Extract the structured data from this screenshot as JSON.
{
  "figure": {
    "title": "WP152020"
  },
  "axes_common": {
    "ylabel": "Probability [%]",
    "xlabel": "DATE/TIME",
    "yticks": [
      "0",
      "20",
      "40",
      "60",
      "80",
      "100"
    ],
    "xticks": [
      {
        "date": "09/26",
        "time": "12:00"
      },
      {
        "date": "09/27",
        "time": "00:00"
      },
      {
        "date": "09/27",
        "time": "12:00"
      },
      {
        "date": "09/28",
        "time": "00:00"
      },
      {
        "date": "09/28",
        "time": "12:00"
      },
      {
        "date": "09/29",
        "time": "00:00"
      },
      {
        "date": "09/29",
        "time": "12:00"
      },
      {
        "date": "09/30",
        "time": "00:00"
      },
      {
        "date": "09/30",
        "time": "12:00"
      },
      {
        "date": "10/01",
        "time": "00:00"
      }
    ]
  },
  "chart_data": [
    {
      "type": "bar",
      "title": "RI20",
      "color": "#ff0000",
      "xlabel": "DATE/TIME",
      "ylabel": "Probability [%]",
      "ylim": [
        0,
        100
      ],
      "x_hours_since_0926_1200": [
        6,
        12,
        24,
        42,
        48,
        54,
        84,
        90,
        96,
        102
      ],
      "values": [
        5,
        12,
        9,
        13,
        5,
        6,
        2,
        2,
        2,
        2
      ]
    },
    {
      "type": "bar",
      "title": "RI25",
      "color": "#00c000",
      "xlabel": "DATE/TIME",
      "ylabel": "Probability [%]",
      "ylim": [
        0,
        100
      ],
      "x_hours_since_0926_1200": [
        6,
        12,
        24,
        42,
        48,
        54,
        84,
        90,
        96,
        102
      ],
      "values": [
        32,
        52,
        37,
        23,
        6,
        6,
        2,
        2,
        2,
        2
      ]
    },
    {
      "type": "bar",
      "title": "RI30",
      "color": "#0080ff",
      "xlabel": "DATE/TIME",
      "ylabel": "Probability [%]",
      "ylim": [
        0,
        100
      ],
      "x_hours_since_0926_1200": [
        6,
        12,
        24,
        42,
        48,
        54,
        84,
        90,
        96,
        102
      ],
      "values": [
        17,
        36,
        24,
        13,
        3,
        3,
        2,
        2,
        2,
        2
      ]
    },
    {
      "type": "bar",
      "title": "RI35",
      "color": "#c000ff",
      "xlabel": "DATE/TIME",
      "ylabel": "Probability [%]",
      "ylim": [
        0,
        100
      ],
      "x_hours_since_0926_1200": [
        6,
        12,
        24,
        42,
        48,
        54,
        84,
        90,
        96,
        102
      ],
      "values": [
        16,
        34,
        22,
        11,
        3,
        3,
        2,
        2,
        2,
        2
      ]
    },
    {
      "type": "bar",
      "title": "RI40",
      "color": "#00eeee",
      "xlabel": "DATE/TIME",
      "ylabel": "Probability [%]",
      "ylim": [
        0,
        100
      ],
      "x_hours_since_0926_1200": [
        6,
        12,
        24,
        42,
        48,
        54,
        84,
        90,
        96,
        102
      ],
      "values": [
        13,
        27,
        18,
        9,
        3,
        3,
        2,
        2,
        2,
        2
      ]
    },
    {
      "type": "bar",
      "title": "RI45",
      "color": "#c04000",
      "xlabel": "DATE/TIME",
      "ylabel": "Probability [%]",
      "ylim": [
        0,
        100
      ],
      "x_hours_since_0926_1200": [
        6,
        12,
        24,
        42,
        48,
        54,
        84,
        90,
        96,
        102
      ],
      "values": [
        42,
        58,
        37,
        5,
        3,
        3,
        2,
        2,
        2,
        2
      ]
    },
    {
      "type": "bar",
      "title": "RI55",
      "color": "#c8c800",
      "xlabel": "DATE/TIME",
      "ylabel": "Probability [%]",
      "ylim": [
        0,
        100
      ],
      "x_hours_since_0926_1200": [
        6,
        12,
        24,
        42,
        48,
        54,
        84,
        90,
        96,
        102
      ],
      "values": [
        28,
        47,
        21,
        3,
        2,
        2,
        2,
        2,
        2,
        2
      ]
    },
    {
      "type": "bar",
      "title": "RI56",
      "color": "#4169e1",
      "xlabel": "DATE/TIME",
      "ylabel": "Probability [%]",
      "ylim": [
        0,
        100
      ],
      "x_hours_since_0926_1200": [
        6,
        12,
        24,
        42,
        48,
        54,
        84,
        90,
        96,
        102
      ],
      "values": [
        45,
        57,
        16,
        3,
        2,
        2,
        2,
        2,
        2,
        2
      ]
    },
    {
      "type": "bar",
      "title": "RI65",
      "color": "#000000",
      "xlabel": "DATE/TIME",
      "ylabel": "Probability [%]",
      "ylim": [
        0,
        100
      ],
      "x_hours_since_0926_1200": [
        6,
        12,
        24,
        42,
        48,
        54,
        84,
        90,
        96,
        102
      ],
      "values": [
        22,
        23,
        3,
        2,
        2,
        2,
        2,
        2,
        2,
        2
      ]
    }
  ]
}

**Your instructions**
Would you write down every record again, exactly?

**Result for this exercise**
Extract the structured data from this screenshot as JSON.
{
  "figure": {
    "title": "WP152020"
  },
  "axes_common": {
    "ylabel": "Probability [%]",
    "xlabel": "DATE/TIME",
    "yticks": [
      "0",
      "20",
      "40",
      "60",
      "80",
      "100"
    ],
    "xticks": [
      {
        "date": "09/26",
        "time": "12:00"
      },
      {
        "date": "09/27",
        "time": "00:00"
      },
      {
        "date": "09/27",
        "time": "12:00"
      },
      {
        "date": "09/28",
        "time": "00:00"
      },
      {
        "date": "09/28",
        "time": "12:00"
      },
      {
        "date": "09/29",
        "time": "00:00"
      },
      {
        "date": "09/29",
        "time": "12:00"
      },
      {
        "date": "09/30",
        "time": "00:00"
      },
      {
        "date": "09/30",
        "time": "12:00"
      },
      {
        "date": "10/01",
        "time": "00:00"
      }
    ]
  },
  "chart_data": [
    {
      "type": "bar",
      "title": "RI20",
      "color": "#ff0000",
      "xlabel": "DATE/TIME",
      "ylabel": "Probability [%]",
      "ylim": [
        0,
        100
      ],
      "x_hours_since_0926_1200": [
        6,
        12,
        24,
        42,
        48,
        54,
        84,
        90,
        96,
        102
      ],
      "values": [
        5,
        12,
        9,
        13,
        5,
        6,
        2,
        2,
        2,
        2
      ]
    },
    {
      "type": "bar",
      "title": "RI25",
      "color": "#00c000",
      "xlabel": "DATE/TIME",
      "ylabel": "Probability [%]",
      "ylim": [
        0,
        100
      ],
      "x_hours_since_0926_1200": [
        6,
        12,
        24,
        42,
        48,
        54,
        84,
        90,
        96,
        102
      ],
      "values": [
        32,
        52,
        37,
        23,
        6,
        6,
        2,
        2,
        2,
        2
      ]
    },
    {
      "type": "bar",
      "title": "RI30",
      "color": "#0080ff",
      "xlabel": "DATE/TIME",
      "ylabel": "Probability [%]",
      "ylim": [
        0,
        100
      ],
      "x_hours_since_0926_1200": [
        6,
        12,
        24,
        42,
        48,
        54,
        84,
        90,
        96,
        102
      ],
      "values": [
        17,
        36,
        24,
        13,
        3,
        3,
        2,
        2,
        2,
        2
      ]
    },
    {
      "type": "bar",
      "title": "RI35",
      "color": "#c000ff",
      "xlabel": "DATE/TIME",
      "ylabel": "Probability [%]",
      "ylim": [
        0,
        100
      ],
      "x_hours_since_0926_1200": [
        6,
        12,
        24,
        42,
        48,
        54,
        84,
        90,
        96,
        102
      ],
      "values": [
        16,
        34,
        22,
        11,
        3,
        3,
        2,
        2,
        2,
        2
      ]
    },
    {
      "type": "bar",
      "title": "RI40",
      "color": "#00eeee",
      "xlabel": "DATE/TIME",
      "ylabel": "Probability [%]",
      "ylim": [
        0,
        100
      ],
      "x_hours_since_0926_1200": [
        6,
        12,
        24,
        42,
        48,
        54,
        84,
        90,
        96,
        102
      ],
      "values": [
        13,
        27,
        18,
        9,
        3,
        3,
        2,
        2,
        2,
        2
      ]
    },
    {
      "type": "bar",
      "title": "RI45",
      "color": "#c04000",
      "xlabel": "DATE/TIME",
      "ylabel": "Probability [%]",
      "ylim": [
        0,
        100
      ],
      "x_hours_since_0926_1200": [
        6,
        12,
        24,
        42,
        48,
        54,
        84,
        90,
        96,
        102
      ],
      "values": [
        42,
        58,
        37,
        5,
        3,
        3,
        2,
        2,
        2,
        2
      ]
    },
    {
      "type": "bar",
      "title": "RI55",
      "color": "#c8c800",
      "xlabel": "DATE/TIME",
      "ylabel": "Probability [%]",
      "ylim": [
        0,
        100
      ],
      "x_hours_since_0926_1200": [
        6,
        12,
        24,
        42,
        48,
        54,
        84,
        90,
        96,
        102
      ],
      "values": [
        28,
        47,
        21,
        3,
        2,
        2,
        2,
        2,
        2,
        2
      ]
    },
    {
      "type": "bar",
      "title": "RI56",
      "color": "#4169e1",
      "xlabel": "DATE/TIME",
      "ylabel": "Probability [%]",
      "ylim": [
        0,
        100
      ],
      "x_hours_since_0926_1200": [
        6,
        12,
        24,
        42,
        48,
        54,
        84,
        90,
        96,
        102
      ],
      "values": [
        45,
        57,
        16,
        3,
        2,
        2,
        2,
        2,
        2,
        2
      ]
    },
    {
      "type": "bar",
      "title": "RI65",
      "color": "#000000",
      "xlabel": "DATE/TIME",
      "ylabel": "Probability [%]",
      "ylim": [
        0,
        100
      ],
      "x_hours_since_0926_1200": [
        6,
        12,
        24,
        42,
        48,
        54,
        84,
        90,
        96,
        102
      ],
      "values": [
        22,
        23,
        3,
        2,
        2,
        2,
        2,
        2,
        2,
        2
      ]
    }
  ]
}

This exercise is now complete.